┌──
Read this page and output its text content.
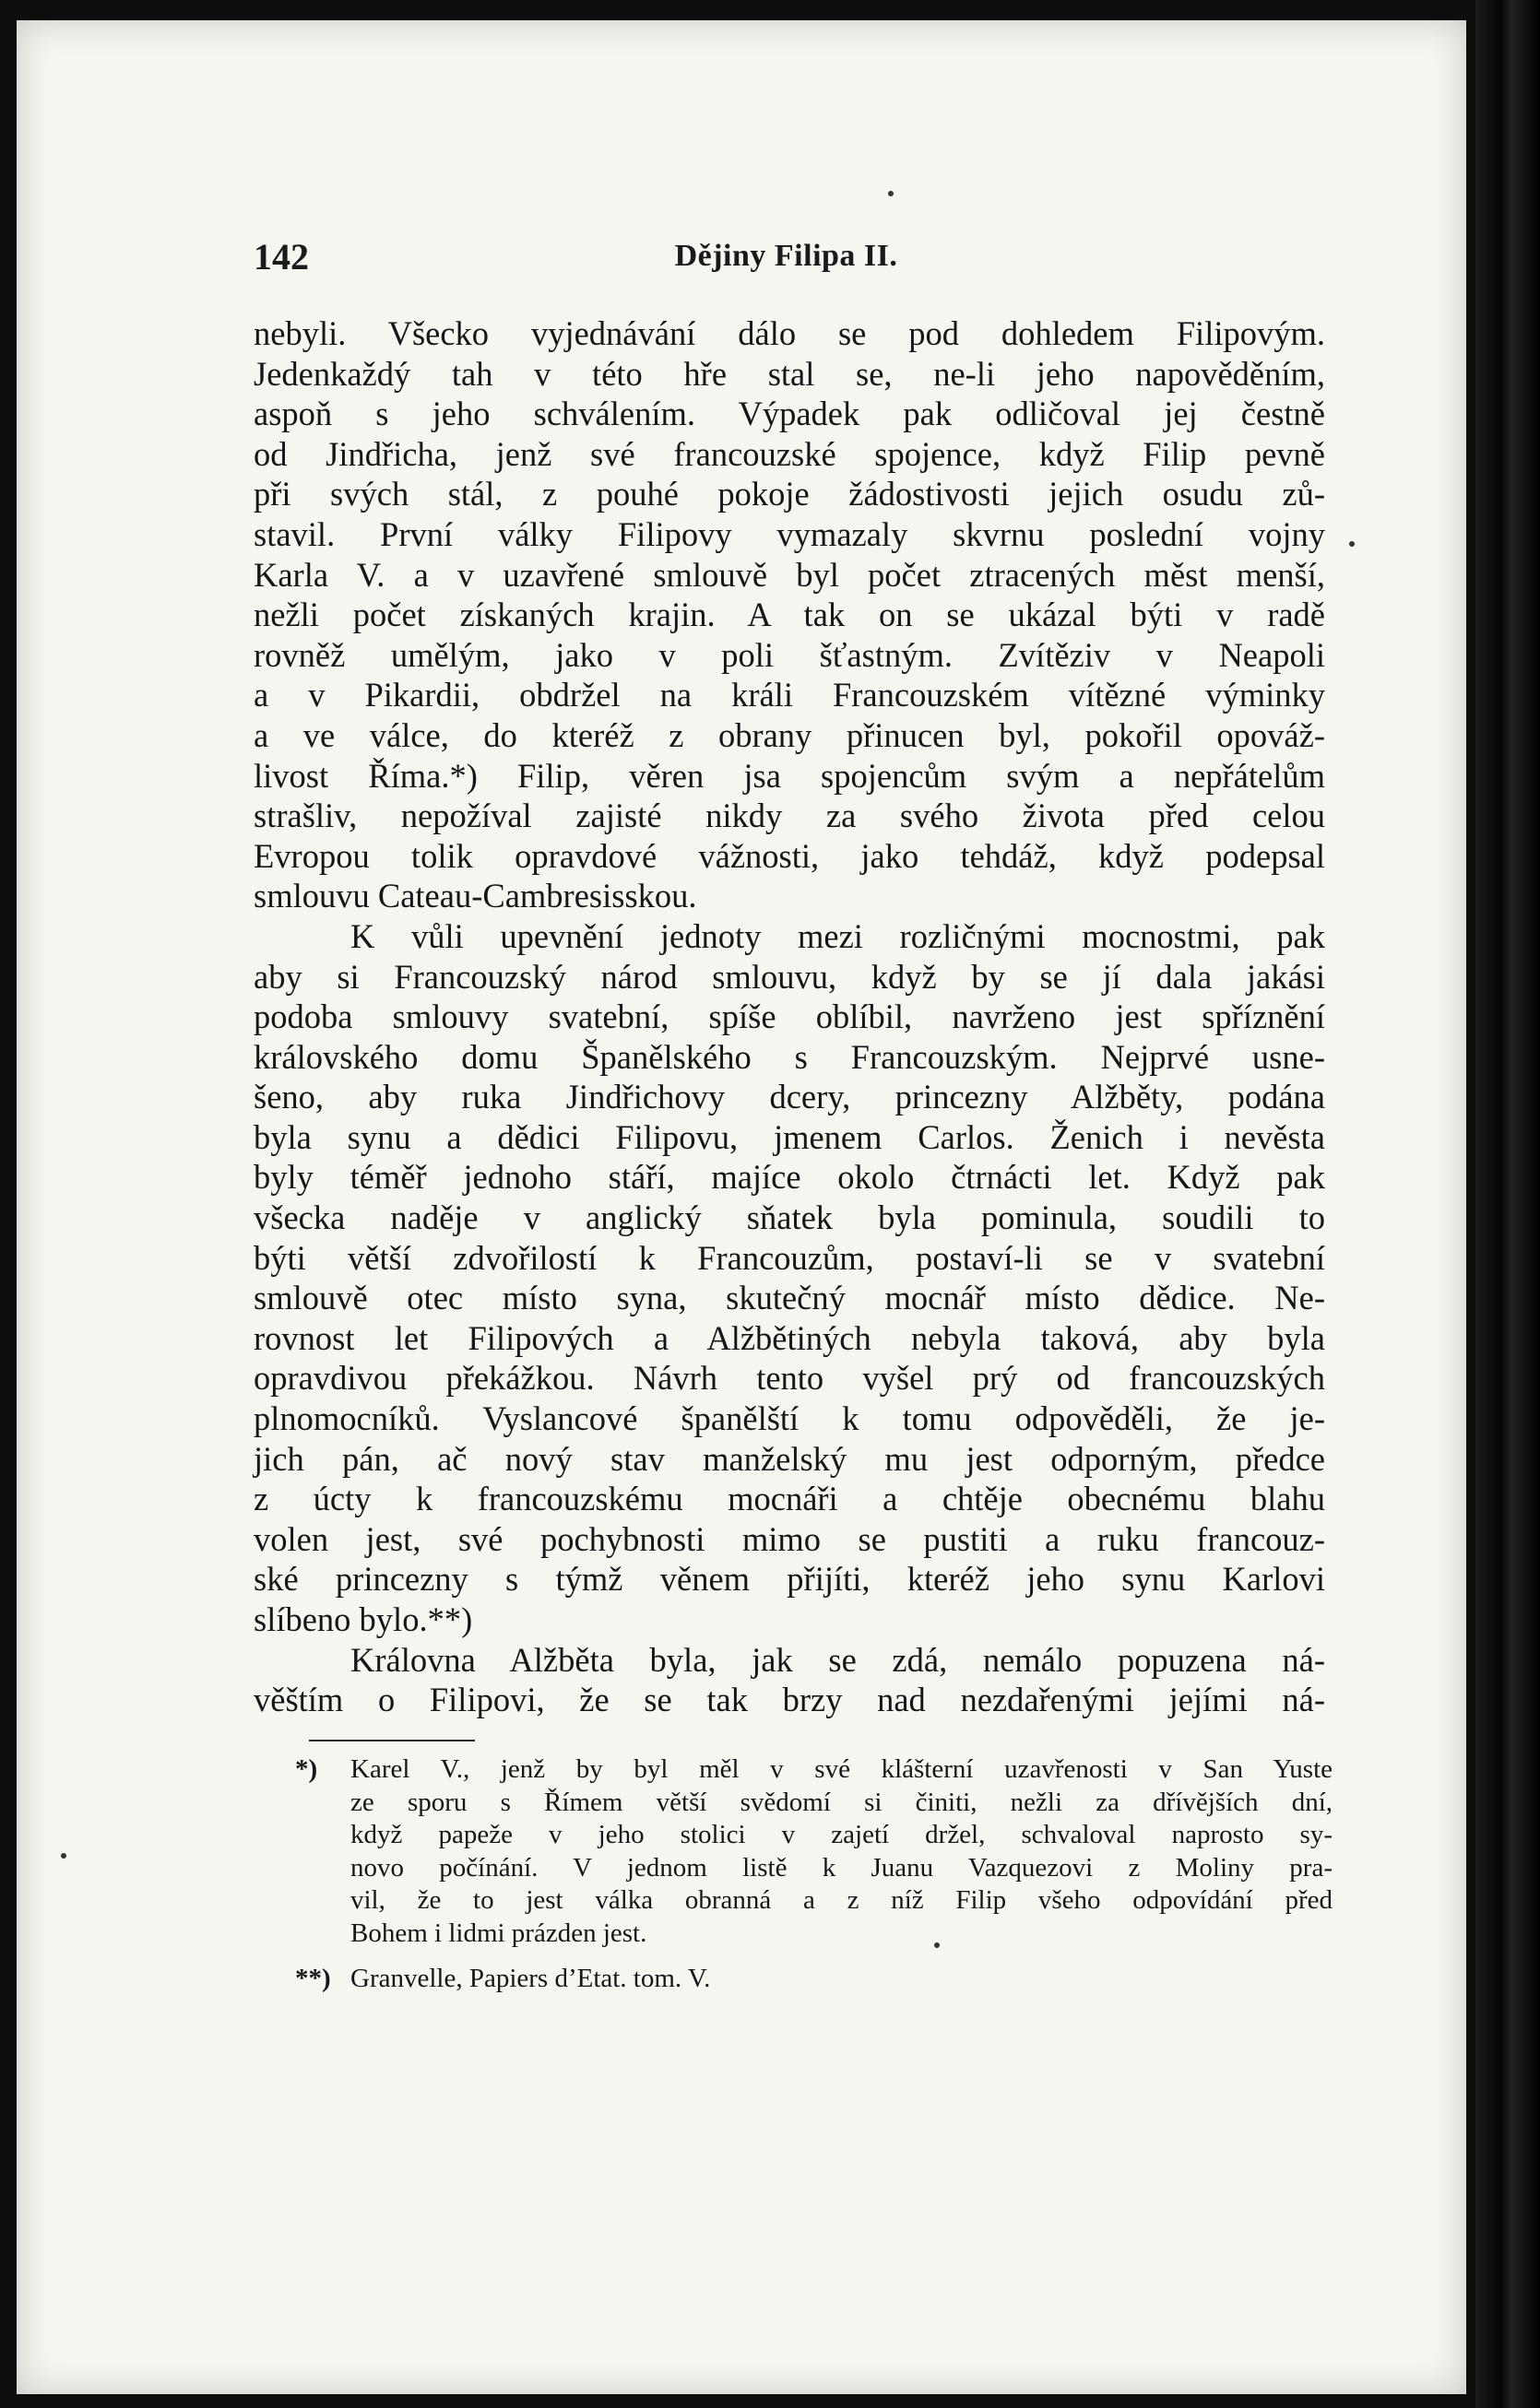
142	Dějiny Filipa II.
nebyli. Všecko vyjednávání dálo se pod dohledem Filipovým.
Jedenkaždý tah v této hře stal se, ne-li jeho napověděním,
aspoň s jeho schválením. Výpadek pak odličoval jej čestně
od Jindřicha, jenž své francouzské spojence, když Filip pevně
při svých stál, z pouhé pokoje žádostivosti jejich osudu zů-
stavil. První války Filipovy vymazaly skvrnu poslední vojny
Karla V. a v uzavřené smlouvě byl počet ztracených měst menší,
nežli počet získaných krajin. A tak on se ukázal býti v radě
rovněž umělým, jako v poli šťastným. Zvítěziv v Neapoli
a v Pikardii, obdržel na králi Francouzském vítězné výminky
a ve válce, do kteréž z obrany přinucen byl, pokořil opováž-
livost Říma.*) Filip, věren jsa spojencům svým a nepřátelům
strašliv, nepožíval zajisté nikdy za svého života před celou
Evropou tolik opravdové vážnosti, jako tehdáž, když podepsal
smlouvu Cateau-Cambresisskou.
K vůli upevnění jednoty mezi rozličnými mocnostmi, pak
aby si Francouzský národ smlouvu, když by se jí dala jakási
podoba smlouvy svatební, spíše oblíbil, navrženo jest spříznění
královského domu Španělského s Francouzským. Nejprvé usne-
šeno, aby ruka Jindřichovy dcery, princezny Alžběty, podána
byla synu a dědici Filipovu, jmenem Carlos. Ženich i nevěsta
byly téměř jednoho stáří, majíce okolo čtrnácti let. Když pak
všecka naděje v anglický sňatek byla pominula, soudili to
býti větší zdvořilostí k Francouzům, postaví-li se v svatební
smlouvě otec místo syna, skutečný mocnář místo dědice. Ne-
rovnost let Filipových a Alžbětiných nebyla taková, aby byla
opravdivou překážkou. Návrh tento vyšel prý od francouzských
plnomocníků. Vyslancové španělští k tomu odpověděli, že je-
jich pán, ač nový stav manželský mu jest odporným, předce
z úcty k francouzskému mocnáři a chtěje obecnému blahu
volen jest, své pochybnosti mimo se pustiti a ruku francouz-
ské princezny s týmž věnem přijíti, kteréž jeho synu Karlovi
slíbeno bylo.**)
Královna Alžběta byla, jak se zdá, nemálo popuzena ná-
věštím o Filipovi, že se tak brzy nad nezdařenými jejími ná-
*) Karel V., jenž by byl měl v své klášterní uzavřenosti v San Yuste
ze sporu s Římem větší svědomí si činiti, nežli za dřívějších dní,
když papeže v jeho stolici v zajetí držel, schvaloval naprosto sy-
novo počínání. V jednom listě k Juanu Vazquezovi z Moliny pra-
vil, že to jest válka obranná a z níž Filip všeho odpovídání před
Bohem i lidmi prázden jest.
**) Granvelle, Papiers d’Etat. tom. V.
└──
- Exercise objective -
Leave out the pictures and reproduce the rest of the listing exactly.

- Solution to the problem -
Read this page and output its text content.
142	Dějiny Filipa II.
nebyli. Všecko vyjednávání dálo se pod dohledem Filipovým.
Jedenkaždý tah v této hře stal se, ne-li jeho napověděním,
aspoň s jeho schválením. Výpadek pak odličoval jej čestně
od Jindřicha, jenž své francouzské spojence, když Filip pevně
při svých stál, z pouhé pokoje žádostivosti jejich osudu zů-
stavil. První války Filipovy vymazaly skvrnu poslední vojny
Karla V. a v uzavřené smlouvě byl počet ztracených měst menší,
nežli počet získaných krajin. A tak on se ukázal býti v radě
rovněž umělým, jako v poli šťastným. Zvítěziv v Neapoli
a v Pikardii, obdržel na králi Francouzském vítězné výminky
a ve válce, do kteréž z obrany přinucen byl, pokořil opováž-
livost Říma.*) Filip, věren jsa spojencům svým a nepřátelům
strašliv, nepožíval zajisté nikdy za svého života před celou
Evropou tolik opravdové vážnosti, jako tehdáž, když podepsal
smlouvu Cateau-Cambresisskou.
K vůli upevnění jednoty mezi rozličnými mocnostmi, pak
aby si Francouzský národ smlouvu, když by se jí dala jakási
podoba smlouvy svatební, spíše oblíbil, navrženo jest spříznění
královského domu Španělského s Francouzským. Nejprvé usne-
šeno, aby ruka Jindřichovy dcery, princezny Alžběty, podána
byla synu a dědici Filipovu, jmenem Carlos. Ženich i nevěsta
byly téměř jednoho stáří, majíce okolo čtrnácti let. Když pak
všecka naděje v anglický sňatek byla pominula, soudili to
býti větší zdvořilostí k Francouzům, postaví-li se v svatební
smlouvě otec místo syna, skutečný mocnář místo dědice. Ne-
rovnost let Filipových a Alžbětiných nebyla taková, aby byla
opravdivou překážkou. Návrh tento vyšel prý od francouzských
plnomocníků. Vyslancové španělští k tomu odpověděli, že je-
jich pán, ač nový stav manželský mu jest odporným, předce
z úcty k francouzskému mocnáři a chtěje obecnému blahu
volen jest, své pochybnosti mimo se pustiti a ruku francouz-
ské princezny s týmž věnem přijíti, kteréž jeho synu Karlovi
slíbeno bylo.**)
Královna Alžběta byla, jak se zdá, nemálo popuzena ná-
věštím o Filipovi, že se tak brzy nad nezdařenými jejími ná-
*) Karel V., jenž by byl měl v své klášterní uzavřenosti v San Yuste
ze sporu s Římem větší svědomí si činiti, nežli za dřívějších dní,
když papeže v jeho stolici v zajetí držel, schvaloval naprosto sy-
novo počínání. V jednom listě k Juanu Vazquezovi z Moliny pra-
vil, že to jest válka obranná a z níž Filip všeho odpovídání před
Bohem i lidmi prázden jest.
**) Granvelle, Papiers d’Etat. tom. V.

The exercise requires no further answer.